● **Given records**
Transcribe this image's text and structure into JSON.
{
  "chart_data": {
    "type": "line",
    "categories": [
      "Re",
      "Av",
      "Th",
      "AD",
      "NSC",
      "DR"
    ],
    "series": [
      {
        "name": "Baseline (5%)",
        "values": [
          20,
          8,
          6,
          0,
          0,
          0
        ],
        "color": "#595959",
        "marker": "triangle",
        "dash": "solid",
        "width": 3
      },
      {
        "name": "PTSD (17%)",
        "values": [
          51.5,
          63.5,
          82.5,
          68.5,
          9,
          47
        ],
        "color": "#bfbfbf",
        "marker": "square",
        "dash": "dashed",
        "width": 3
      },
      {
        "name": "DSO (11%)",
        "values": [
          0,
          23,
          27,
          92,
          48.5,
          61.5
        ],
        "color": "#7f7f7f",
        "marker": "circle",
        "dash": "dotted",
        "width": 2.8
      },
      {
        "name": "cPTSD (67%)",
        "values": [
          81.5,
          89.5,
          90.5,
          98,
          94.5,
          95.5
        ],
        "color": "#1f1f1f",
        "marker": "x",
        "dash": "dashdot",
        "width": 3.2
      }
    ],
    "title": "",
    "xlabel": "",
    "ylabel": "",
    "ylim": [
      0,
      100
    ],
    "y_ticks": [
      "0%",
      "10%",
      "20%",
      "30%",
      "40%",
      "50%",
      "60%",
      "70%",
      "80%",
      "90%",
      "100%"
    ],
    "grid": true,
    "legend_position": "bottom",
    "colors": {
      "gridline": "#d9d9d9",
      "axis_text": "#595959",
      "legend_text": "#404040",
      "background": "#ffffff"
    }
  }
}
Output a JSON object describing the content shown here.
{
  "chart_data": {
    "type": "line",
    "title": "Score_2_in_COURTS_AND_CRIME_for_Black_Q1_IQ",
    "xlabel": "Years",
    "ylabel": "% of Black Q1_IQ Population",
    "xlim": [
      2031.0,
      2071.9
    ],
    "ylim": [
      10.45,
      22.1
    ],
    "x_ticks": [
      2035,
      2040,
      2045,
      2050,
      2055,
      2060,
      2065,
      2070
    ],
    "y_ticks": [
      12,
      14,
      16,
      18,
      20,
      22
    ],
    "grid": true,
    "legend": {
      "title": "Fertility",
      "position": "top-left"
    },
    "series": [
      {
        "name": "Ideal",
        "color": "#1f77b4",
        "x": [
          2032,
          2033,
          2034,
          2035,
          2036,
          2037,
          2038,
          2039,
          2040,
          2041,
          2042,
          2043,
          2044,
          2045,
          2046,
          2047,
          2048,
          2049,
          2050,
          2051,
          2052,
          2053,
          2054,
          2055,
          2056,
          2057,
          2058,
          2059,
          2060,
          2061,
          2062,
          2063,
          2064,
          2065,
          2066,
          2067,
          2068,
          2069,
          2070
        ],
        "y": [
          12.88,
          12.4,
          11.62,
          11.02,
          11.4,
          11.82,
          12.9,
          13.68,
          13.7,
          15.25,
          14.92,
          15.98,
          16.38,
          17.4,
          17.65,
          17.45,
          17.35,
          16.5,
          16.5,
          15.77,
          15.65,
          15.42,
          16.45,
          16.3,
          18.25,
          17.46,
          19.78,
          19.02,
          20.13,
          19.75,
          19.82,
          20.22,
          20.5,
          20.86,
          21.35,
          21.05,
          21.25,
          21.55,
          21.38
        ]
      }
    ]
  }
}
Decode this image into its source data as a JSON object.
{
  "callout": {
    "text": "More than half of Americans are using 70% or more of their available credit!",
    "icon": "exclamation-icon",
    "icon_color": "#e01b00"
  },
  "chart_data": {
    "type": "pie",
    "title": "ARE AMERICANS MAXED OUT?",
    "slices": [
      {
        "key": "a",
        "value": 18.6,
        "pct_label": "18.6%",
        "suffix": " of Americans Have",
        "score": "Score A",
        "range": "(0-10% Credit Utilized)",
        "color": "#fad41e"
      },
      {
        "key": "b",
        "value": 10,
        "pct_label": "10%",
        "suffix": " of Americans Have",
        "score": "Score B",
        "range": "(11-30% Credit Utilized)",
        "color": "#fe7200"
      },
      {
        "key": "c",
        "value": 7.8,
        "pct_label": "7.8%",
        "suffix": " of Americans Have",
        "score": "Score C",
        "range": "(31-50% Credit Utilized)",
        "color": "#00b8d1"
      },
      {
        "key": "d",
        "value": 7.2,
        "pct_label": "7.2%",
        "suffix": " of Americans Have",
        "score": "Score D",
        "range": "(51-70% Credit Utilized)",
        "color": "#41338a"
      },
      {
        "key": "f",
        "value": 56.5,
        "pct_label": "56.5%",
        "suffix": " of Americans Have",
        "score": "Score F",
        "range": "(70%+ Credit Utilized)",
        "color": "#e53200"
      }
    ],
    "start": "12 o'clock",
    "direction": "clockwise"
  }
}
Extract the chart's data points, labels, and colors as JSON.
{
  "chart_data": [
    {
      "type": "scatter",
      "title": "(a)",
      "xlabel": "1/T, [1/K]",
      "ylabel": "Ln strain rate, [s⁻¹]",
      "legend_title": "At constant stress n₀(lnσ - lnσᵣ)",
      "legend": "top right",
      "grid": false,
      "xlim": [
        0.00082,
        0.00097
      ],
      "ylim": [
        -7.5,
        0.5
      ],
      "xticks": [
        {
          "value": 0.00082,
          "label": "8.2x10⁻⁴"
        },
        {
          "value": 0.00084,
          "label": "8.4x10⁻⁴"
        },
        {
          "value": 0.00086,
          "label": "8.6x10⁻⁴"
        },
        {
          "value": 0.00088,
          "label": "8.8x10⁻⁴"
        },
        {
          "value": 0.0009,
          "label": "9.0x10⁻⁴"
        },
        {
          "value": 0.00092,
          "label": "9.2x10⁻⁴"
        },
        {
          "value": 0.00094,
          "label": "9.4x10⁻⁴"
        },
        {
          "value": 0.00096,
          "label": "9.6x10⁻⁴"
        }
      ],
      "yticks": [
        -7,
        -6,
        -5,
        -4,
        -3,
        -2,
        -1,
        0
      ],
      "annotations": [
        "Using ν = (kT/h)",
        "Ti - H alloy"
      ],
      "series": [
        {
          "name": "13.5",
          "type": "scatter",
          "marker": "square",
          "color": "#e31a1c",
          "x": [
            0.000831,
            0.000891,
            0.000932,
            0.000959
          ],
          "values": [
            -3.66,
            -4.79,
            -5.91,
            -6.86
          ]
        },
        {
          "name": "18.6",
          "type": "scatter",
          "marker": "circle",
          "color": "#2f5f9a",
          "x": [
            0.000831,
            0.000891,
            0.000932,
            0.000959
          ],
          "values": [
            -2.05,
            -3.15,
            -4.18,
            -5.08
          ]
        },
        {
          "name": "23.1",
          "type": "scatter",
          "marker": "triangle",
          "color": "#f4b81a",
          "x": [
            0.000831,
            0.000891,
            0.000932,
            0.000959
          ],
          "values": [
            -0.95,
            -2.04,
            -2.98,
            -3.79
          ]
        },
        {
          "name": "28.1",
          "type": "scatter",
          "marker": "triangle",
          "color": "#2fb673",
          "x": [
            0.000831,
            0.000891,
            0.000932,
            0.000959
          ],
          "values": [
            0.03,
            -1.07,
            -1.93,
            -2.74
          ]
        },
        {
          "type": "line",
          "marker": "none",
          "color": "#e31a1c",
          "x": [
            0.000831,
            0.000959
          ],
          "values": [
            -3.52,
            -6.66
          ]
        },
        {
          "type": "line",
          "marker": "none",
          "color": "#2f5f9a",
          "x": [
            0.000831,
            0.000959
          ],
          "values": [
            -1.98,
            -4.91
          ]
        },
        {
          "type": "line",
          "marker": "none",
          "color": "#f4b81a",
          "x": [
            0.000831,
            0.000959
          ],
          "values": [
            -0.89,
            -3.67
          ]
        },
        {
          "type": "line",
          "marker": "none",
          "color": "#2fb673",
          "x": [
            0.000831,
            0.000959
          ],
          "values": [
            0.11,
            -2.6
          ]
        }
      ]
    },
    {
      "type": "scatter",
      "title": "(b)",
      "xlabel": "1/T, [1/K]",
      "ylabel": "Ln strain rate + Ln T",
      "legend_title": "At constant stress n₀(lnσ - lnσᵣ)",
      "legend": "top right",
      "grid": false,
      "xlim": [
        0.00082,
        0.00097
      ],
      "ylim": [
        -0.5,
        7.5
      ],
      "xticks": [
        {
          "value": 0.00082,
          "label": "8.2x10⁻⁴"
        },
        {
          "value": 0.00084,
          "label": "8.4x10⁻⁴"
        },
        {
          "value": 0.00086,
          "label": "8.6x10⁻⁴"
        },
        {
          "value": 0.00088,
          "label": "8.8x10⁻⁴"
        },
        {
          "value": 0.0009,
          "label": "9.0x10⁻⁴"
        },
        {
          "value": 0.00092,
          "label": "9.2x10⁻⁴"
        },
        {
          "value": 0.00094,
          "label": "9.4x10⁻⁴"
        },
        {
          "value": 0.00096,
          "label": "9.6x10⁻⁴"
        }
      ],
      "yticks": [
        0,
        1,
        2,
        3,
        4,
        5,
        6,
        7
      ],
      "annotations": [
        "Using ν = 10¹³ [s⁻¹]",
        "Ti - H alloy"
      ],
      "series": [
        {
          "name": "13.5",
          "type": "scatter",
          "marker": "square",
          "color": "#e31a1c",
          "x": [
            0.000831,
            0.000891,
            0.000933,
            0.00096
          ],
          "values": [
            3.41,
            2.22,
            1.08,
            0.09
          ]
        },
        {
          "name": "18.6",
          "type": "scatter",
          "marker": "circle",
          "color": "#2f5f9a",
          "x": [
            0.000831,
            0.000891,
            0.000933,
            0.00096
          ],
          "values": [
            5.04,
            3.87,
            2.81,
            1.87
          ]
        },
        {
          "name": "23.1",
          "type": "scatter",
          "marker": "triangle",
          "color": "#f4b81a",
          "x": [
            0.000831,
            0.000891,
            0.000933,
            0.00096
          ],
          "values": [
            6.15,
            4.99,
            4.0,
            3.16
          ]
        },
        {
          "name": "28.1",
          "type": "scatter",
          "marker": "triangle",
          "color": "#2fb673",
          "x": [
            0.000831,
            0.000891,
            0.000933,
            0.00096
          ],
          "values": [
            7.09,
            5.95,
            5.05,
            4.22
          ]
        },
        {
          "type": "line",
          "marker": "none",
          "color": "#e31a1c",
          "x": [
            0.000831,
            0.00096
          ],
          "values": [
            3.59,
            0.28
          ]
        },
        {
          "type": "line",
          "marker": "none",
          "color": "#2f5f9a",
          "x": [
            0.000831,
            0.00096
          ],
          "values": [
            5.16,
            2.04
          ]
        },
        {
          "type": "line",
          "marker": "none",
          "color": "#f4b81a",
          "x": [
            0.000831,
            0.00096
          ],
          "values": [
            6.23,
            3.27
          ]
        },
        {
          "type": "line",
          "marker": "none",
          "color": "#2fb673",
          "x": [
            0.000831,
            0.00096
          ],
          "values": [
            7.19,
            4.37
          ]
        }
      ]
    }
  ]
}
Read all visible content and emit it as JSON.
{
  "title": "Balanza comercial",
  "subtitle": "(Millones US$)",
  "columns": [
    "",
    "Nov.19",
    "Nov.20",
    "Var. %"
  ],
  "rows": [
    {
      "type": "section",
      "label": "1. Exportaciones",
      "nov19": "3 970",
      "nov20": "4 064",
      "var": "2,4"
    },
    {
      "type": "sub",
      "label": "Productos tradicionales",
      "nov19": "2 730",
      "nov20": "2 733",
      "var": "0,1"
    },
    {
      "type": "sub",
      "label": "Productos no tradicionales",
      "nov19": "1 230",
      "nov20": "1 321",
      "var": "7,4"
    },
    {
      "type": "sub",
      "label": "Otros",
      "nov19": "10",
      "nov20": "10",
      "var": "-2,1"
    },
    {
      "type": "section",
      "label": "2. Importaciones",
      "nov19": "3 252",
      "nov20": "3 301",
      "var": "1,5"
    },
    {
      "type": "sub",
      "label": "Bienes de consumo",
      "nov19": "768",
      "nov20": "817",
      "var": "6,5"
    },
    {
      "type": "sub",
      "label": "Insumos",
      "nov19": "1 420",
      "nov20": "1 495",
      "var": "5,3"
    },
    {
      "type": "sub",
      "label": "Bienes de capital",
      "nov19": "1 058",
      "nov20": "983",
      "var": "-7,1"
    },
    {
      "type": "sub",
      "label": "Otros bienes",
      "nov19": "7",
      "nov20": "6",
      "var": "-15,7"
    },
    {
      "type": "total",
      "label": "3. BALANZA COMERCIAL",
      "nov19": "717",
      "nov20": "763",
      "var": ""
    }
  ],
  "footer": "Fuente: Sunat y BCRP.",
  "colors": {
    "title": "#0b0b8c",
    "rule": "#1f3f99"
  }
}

● **Exercise aim**
From the listing above, find the number of lines with the word "tradicionales" in them. Answer with the number only.

● **Task response**
2